╭─ Excerpted records

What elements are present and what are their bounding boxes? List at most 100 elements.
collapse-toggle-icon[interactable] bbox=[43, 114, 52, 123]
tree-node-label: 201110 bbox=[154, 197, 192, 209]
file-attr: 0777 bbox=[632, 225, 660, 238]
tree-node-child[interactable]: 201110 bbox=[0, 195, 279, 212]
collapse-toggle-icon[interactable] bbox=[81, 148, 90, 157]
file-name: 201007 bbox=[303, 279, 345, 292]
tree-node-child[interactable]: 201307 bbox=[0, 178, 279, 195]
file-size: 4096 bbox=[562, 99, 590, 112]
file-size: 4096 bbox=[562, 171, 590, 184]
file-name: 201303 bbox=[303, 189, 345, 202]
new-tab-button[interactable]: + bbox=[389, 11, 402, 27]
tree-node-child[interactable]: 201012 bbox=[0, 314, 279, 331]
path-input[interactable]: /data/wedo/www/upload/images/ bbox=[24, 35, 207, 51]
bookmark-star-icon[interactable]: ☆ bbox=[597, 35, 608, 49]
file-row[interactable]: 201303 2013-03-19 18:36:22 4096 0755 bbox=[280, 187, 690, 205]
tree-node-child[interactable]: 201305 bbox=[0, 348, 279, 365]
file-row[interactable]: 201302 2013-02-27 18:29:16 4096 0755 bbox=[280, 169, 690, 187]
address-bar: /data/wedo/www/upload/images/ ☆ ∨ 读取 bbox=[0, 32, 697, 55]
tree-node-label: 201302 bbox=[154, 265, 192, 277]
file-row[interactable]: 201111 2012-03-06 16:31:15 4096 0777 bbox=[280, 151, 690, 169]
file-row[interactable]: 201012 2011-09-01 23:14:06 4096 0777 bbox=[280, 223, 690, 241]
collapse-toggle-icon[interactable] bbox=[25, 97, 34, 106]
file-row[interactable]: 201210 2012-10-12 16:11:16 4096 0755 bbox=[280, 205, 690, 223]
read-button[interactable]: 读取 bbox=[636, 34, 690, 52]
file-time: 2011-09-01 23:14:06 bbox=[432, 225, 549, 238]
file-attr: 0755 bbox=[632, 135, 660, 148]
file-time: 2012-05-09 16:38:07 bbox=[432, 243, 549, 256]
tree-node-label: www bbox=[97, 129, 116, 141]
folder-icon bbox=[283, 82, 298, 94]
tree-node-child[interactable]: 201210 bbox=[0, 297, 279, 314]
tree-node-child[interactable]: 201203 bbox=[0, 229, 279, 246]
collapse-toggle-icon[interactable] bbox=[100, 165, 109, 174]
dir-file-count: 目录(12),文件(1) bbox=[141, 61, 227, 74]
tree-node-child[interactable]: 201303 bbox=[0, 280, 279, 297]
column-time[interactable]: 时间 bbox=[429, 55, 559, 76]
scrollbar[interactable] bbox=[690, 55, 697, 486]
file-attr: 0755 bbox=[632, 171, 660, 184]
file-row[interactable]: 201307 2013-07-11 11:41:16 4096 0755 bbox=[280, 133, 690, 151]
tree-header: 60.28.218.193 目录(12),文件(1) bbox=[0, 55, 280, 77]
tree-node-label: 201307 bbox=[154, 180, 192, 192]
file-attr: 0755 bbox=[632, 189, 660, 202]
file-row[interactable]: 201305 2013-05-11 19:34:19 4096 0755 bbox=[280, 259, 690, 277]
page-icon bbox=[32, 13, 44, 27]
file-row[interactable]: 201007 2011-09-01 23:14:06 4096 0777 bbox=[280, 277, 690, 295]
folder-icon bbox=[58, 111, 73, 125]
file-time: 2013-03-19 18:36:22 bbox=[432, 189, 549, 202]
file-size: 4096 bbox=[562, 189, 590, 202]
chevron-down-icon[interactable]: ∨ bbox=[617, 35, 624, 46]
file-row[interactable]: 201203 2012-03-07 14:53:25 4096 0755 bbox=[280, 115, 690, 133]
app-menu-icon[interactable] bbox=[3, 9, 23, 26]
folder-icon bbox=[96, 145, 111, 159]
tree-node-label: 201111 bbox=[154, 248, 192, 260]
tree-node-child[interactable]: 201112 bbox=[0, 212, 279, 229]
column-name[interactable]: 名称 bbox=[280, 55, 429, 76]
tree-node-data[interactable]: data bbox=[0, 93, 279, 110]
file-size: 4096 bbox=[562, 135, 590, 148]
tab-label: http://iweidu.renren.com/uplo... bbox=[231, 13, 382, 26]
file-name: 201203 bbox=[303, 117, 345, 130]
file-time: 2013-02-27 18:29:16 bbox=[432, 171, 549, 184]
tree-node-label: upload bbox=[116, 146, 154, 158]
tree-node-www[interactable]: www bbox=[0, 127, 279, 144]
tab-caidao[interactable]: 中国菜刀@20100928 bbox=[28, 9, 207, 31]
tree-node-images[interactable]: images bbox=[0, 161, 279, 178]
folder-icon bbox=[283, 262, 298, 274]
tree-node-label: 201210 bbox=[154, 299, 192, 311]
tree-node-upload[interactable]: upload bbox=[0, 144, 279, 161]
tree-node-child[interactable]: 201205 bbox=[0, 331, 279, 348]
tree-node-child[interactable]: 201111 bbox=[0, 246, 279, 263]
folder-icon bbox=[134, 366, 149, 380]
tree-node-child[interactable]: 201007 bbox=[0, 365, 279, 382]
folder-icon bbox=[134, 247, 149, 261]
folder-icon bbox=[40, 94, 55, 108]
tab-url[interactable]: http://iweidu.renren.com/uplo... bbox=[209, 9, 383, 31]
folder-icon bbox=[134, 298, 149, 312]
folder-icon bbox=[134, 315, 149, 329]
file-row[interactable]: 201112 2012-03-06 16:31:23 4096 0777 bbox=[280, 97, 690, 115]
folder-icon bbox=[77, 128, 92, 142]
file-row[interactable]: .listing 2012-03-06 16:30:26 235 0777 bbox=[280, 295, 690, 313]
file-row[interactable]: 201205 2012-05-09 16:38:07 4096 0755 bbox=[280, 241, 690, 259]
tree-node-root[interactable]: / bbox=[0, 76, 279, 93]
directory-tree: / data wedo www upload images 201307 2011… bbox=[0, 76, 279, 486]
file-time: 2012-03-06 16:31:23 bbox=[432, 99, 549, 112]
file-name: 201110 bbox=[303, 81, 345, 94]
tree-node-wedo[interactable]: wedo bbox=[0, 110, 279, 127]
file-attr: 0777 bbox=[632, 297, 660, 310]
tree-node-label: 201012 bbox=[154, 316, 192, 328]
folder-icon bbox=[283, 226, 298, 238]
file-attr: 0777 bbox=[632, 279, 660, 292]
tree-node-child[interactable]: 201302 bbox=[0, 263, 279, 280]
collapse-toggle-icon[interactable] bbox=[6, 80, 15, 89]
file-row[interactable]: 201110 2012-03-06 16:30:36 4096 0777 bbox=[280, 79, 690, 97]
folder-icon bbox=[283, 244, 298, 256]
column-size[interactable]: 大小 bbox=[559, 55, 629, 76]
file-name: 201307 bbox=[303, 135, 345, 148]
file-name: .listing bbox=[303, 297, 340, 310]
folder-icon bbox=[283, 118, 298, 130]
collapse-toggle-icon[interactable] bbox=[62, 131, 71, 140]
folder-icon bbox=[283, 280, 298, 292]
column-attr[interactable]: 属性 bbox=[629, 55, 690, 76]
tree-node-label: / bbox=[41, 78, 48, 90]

╰─

■ Work required:
Reproduce all of the rows above verbatim, from the first line through the last.

■ Solved problem:
What elements are present and what are their bounding boxes? List at most 100 elements.
collapse-toggle-icon[interactable] bbox=[43, 114, 52, 123]
tree-node-label: 201110 bbox=[154, 197, 192, 209]
file-attr: 0777 bbox=[632, 225, 660, 238]
tree-node-child[interactable]: 201110 bbox=[0, 195, 279, 212]
collapse-toggle-icon[interactable] bbox=[81, 148, 90, 157]
file-name: 201007 bbox=[303, 279, 345, 292]
tree-node-child[interactable]: 201307 bbox=[0, 178, 279, 195]
file-size: 4096 bbox=[562, 99, 590, 112]
file-size: 4096 bbox=[562, 171, 590, 184]
file-name: 201303 bbox=[303, 189, 345, 202]
new-tab-button[interactable]: + bbox=[389, 11, 402, 27]
tree-node-child[interactable]: 201012 bbox=[0, 314, 279, 331]
path-input[interactable]: /data/wedo/www/upload/images/ bbox=[24, 35, 207, 51]
bookmark-star-icon[interactable]: ☆ bbox=[597, 35, 608, 49]
file-row[interactable]: 201303 2013-03-19 18:36:22 4096 0755 bbox=[280, 187, 690, 205]
tree-node-child[interactable]: 201305 bbox=[0, 348, 279, 365]
file-row[interactable]: 201302 2013-02-27 18:29:16 4096 0755 bbox=[280, 169, 690, 187]
address-bar: /data/wedo/www/upload/images/ ☆ ∨ 读取 bbox=[0, 32, 697, 55]
tree-node-label: 201302 bbox=[154, 265, 192, 277]
file-row[interactable]: 201111 2012-03-06 16:31:15 4096 0777 bbox=[280, 151, 690, 169]
file-row[interactable]: 201012 2011-09-01 23:14:06 4096 0777 bbox=[280, 223, 690, 241]
collapse-toggle-icon[interactable] bbox=[25, 97, 34, 106]
file-row[interactable]: 201210 2012-10-12 16:11:16 4096 0755 bbox=[280, 205, 690, 223]
read-button[interactable]: 读取 bbox=[636, 34, 690, 52]
file-time: 2011-09-01 23:14:06 bbox=[432, 225, 549, 238]
file-attr: 0755 bbox=[632, 135, 660, 148]
file-time: 2012-05-09 16:38:07 bbox=[432, 243, 549, 256]
tree-node-label: www bbox=[97, 129, 116, 141]
folder-icon bbox=[283, 82, 298, 94]
tree-node-child[interactable]: 201210 bbox=[0, 297, 279, 314]
tree-node-child[interactable]: 201203 bbox=[0, 229, 279, 246]
collapse-toggle-icon[interactable] bbox=[100, 165, 109, 174]
dir-file-count: 目录(12),文件(1) bbox=[141, 61, 227, 74]
tree-node-child[interactable]: 201303 bbox=[0, 280, 279, 297]
column-time[interactable]: 时间 bbox=[429, 55, 559, 76]
scrollbar[interactable] bbox=[690, 55, 697, 486]
file-attr: 0755 bbox=[632, 171, 660, 184]
file-row[interactable]: 201307 2013-07-11 11:41:16 4096 0755 bbox=[280, 133, 690, 151]
tree-header: 60.28.218.193 目录(12),文件(1) bbox=[0, 55, 280, 77]
tree-node-label: 201307 bbox=[154, 180, 192, 192]
file-attr: 0755 bbox=[632, 189, 660, 202]
file-row[interactable]: 201305 2013-05-11 19:34:19 4096 0755 bbox=[280, 259, 690, 277]
page-icon bbox=[32, 13, 44, 27]
file-row[interactable]: 201007 2011-09-01 23:14:06 4096 0777 bbox=[280, 277, 690, 295]
folder-icon bbox=[58, 111, 73, 125]
file-time: 2013-03-19 18:36:22 bbox=[432, 189, 549, 202]
file-size: 4096 bbox=[562, 189, 590, 202]
chevron-down-icon[interactable]: ∨ bbox=[617, 35, 624, 46]
file-row[interactable]: 201203 2012-03-07 14:53:25 4096 0755 bbox=[280, 115, 690, 133]
app-menu-icon[interactable] bbox=[3, 9, 23, 26]
folder-icon bbox=[96, 145, 111, 159]
tree-node-label: 201111 bbox=[154, 248, 192, 260]
tree-node-child[interactable]: 201112 bbox=[0, 212, 279, 229]
column-name[interactable]: 名称 bbox=[280, 55, 429, 76]
tree-node-data[interactable]: data bbox=[0, 93, 279, 110]
file-size: 4096 bbox=[562, 135, 590, 148]
tab-label: http://iweidu.renren.com/uplo... bbox=[231, 13, 382, 26]
file-name: 201203 bbox=[303, 117, 345, 130]
file-time: 2013-02-27 18:29:16 bbox=[432, 171, 549, 184]
tree-node-label: upload bbox=[116, 146, 154, 158]
tree-node-www[interactable]: www bbox=[0, 127, 279, 144]
tab-caidao[interactable]: 中国菜刀@20100928 bbox=[28, 9, 207, 31]
tree-node-images[interactable]: images bbox=[0, 161, 279, 178]
folder-icon bbox=[283, 262, 298, 274]
tree-node-label: 201210 bbox=[154, 299, 192, 311]
tree-node-upload[interactable]: upload bbox=[0, 144, 279, 161]
tree-node-child[interactable]: 201205 bbox=[0, 331, 279, 348]
tree-node-child[interactable]: 201111 bbox=[0, 246, 279, 263]
folder-icon bbox=[134, 366, 149, 380]
tree-node-child[interactable]: 201007 bbox=[0, 365, 279, 382]
folder-icon bbox=[134, 247, 149, 261]
folder-icon bbox=[40, 94, 55, 108]
tab-url[interactable]: http://iweidu.renren.com/uplo... bbox=[209, 9, 383, 31]
folder-icon bbox=[134, 298, 149, 312]
folder-icon bbox=[134, 315, 149, 329]
file-row[interactable]: 201112 2012-03-06 16:31:23 4096 0777 bbox=[280, 97, 690, 115]
folder-icon bbox=[77, 128, 92, 142]
file-row[interactable]: .listing 2012-03-06 16:30:26 235 0777 bbox=[280, 295, 690, 313]
file-row[interactable]: 201205 2012-05-09 16:38:07 4096 0755 bbox=[280, 241, 690, 259]
tree-node-root[interactable]: / bbox=[0, 76, 279, 93]
directory-tree: / data wedo www upload images 201307 2011… bbox=[0, 76, 279, 486]
file-time: 2012-03-06 16:31:23 bbox=[432, 99, 549, 112]
file-name: 201110 bbox=[303, 81, 345, 94]
tree-node-wedo[interactable]: wedo bbox=[0, 110, 279, 127]
file-attr: 0777 bbox=[632, 297, 660, 310]
tree-node-label: 201012 bbox=[154, 316, 192, 328]
folder-icon bbox=[283, 226, 298, 238]
file-attr: 0777 bbox=[632, 279, 660, 292]
tree-node-child[interactable]: 201302 bbox=[0, 263, 279, 280]
collapse-toggle-icon[interactable] bbox=[6, 80, 15, 89]
file-row[interactable]: 201110 2012-03-06 16:30:36 4096 0777 bbox=[280, 79, 690, 97]
folder-icon bbox=[283, 244, 298, 256]
column-size[interactable]: 大小 bbox=[559, 55, 629, 76]
file-name: 201307 bbox=[303, 135, 345, 148]
file-name: .listing bbox=[303, 297, 340, 310]
folder-icon bbox=[283, 118, 298, 130]
collapse-toggle-icon[interactable] bbox=[62, 131, 71, 140]
folder-icon bbox=[283, 280, 298, 292]
column-attr[interactable]: 属性 bbox=[629, 55, 690, 76]
tree-node-label: / bbox=[41, 78, 48, 90]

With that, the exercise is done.